┌─ Data shown
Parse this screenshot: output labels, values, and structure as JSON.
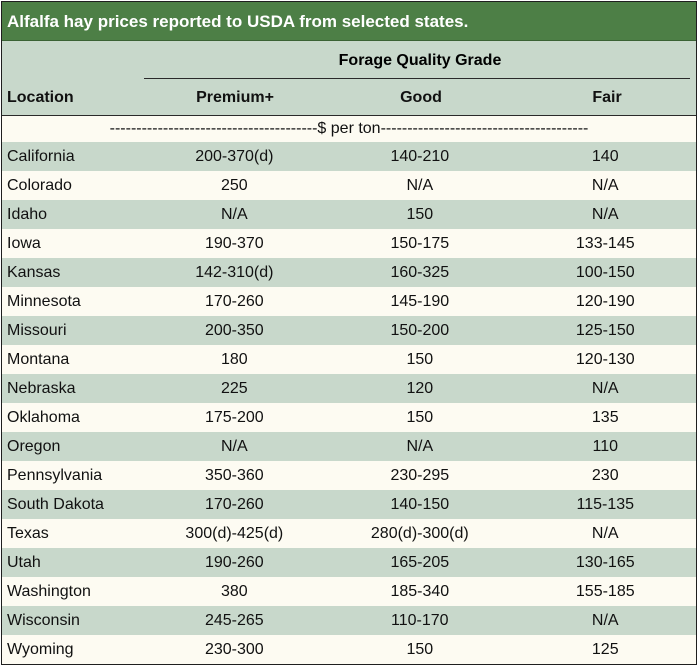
{
  "title": "Alfalfa hay prices reported to USDA from selected states.",
  "header": {
    "group": "Forage Quality Grade",
    "location": "Location",
    "premium": "Premium+",
    "good": "Good",
    "fair": "Fair"
  },
  "units": "---------------------------------------$ per ton---------------------------------------",
  "colors": {
    "title_bg": "#4d7f46",
    "shade": "#c8d8cb",
    "light": "#fdfbf2"
  },
  "rows": [
    {
      "location": "California",
      "premium": "200-370(d)",
      "good": "140-210",
      "fair": "140"
    },
    {
      "location": "Colorado",
      "premium": "250",
      "good": "N/A",
      "fair": "N/A"
    },
    {
      "location": "Idaho",
      "premium": "N/A",
      "good": "150",
      "fair": "N/A"
    },
    {
      "location": "Iowa",
      "premium": "190-370",
      "good": "150-175",
      "fair": "133-145"
    },
    {
      "location": "Kansas",
      "premium": "142-310(d)",
      "good": "160-325",
      "fair": "100-150"
    },
    {
      "location": "Minnesota",
      "premium": "170-260",
      "good": "145-190",
      "fair": "120-190"
    },
    {
      "location": "Missouri",
      "premium": "200-350",
      "good": "150-200",
      "fair": "125-150"
    },
    {
      "location": "Montana",
      "premium": "180",
      "good": "150",
      "fair": "120-130"
    },
    {
      "location": "Nebraska",
      "premium": "225",
      "good": "120",
      "fair": "N/A"
    },
    {
      "location": "Oklahoma",
      "premium": "175-200",
      "good": "150",
      "fair": "135"
    },
    {
      "location": "Oregon",
      "premium": "N/A",
      "good": "N/A",
      "fair": "110"
    },
    {
      "location": "Pennsylvania",
      "premium": "350-360",
      "good": "230-295",
      "fair": "230"
    },
    {
      "location": "South Dakota",
      "premium": "170-260",
      "good": "140-150",
      "fair": "115-135"
    },
    {
      "location": "Texas",
      "premium": "300(d)-425(d)",
      "good": "280(d)-300(d)",
      "fair": "N/A"
    },
    {
      "location": "Utah",
      "premium": "190-260",
      "good": "165-205",
      "fair": "130-165"
    },
    {
      "location": "Washington",
      "premium": "380",
      "good": "185-340",
      "fair": "155-185"
    },
    {
      "location": "Wisconsin",
      "premium": "245-265",
      "good": "110-170",
      "fair": "N/A"
    },
    {
      "location": "Wyoming",
      "premium": "230-300",
      "good": "150",
      "fair": "125"
    }
  ]
}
└─
* **Written instruction**: Leave out the pictures and give the listing above again exactly.

* **Solved exercise**:
Parse this screenshot: output labels, values, and structure as JSON.
{
  "title": "Alfalfa hay prices reported to USDA from selected states.",
  "header": {
    "group": "Forage Quality Grade",
    "location": "Location",
    "premium": "Premium+",
    "good": "Good",
    "fair": "Fair"
  },
  "units": "---------------------------------------$ per ton---------------------------------------",
  "colors": {
    "title_bg": "#4d7f46",
    "shade": "#c8d8cb",
    "light": "#fdfbf2"
  },
  "rows": [
    {
      "location": "California",
      "premium": "200-370(d)",
      "good": "140-210",
      "fair": "140"
    },
    {
      "location": "Colorado",
      "premium": "250",
      "good": "N/A",
      "fair": "N/A"
    },
    {
      "location": "Idaho",
      "premium": "N/A",
      "good": "150",
      "fair": "N/A"
    },
    {
      "location": "Iowa",
      "premium": "190-370",
      "good": "150-175",
      "fair": "133-145"
    },
    {
      "location": "Kansas",
      "premium": "142-310(d)",
      "good": "160-325",
      "fair": "100-150"
    },
    {
      "location": "Minnesota",
      "premium": "170-260",
      "good": "145-190",
      "fair": "120-190"
    },
    {
      "location": "Missouri",
      "premium": "200-350",
      "good": "150-200",
      "fair": "125-150"
    },
    {
      "location": "Montana",
      "premium": "180",
      "good": "150",
      "fair": "120-130"
    },
    {
      "location": "Nebraska",
      "premium": "225",
      "good": "120",
      "fair": "N/A"
    },
    {
      "location": "Oklahoma",
      "premium": "175-200",
      "good": "150",
      "fair": "135"
    },
    {
      "location": "Oregon",
      "premium": "N/A",
      "good": "N/A",
      "fair": "110"
    },
    {
      "location": "Pennsylvania",
      "premium": "350-360",
      "good": "230-295",
      "fair": "230"
    },
    {
      "location": "South Dakota",
      "premium": "170-260",
      "good": "140-150",
      "fair": "115-135"
    },
    {
      "location": "Texas",
      "premium": "300(d)-425(d)",
      "good": "280(d)-300(d)",
      "fair": "N/A"
    },
    {
      "location": "Utah",
      "premium": "190-260",
      "good": "165-205",
      "fair": "130-165"
    },
    {
      "location": "Washington",
      "premium": "380",
      "good": "185-340",
      "fair": "155-185"
    },
    {
      "location": "Wisconsin",
      "premium": "245-265",
      "good": "110-170",
      "fair": "N/A"
    },
    {
      "location": "Wyoming",
      "premium": "230-300",
      "good": "150",
      "fair": "125"
    }
  ]
}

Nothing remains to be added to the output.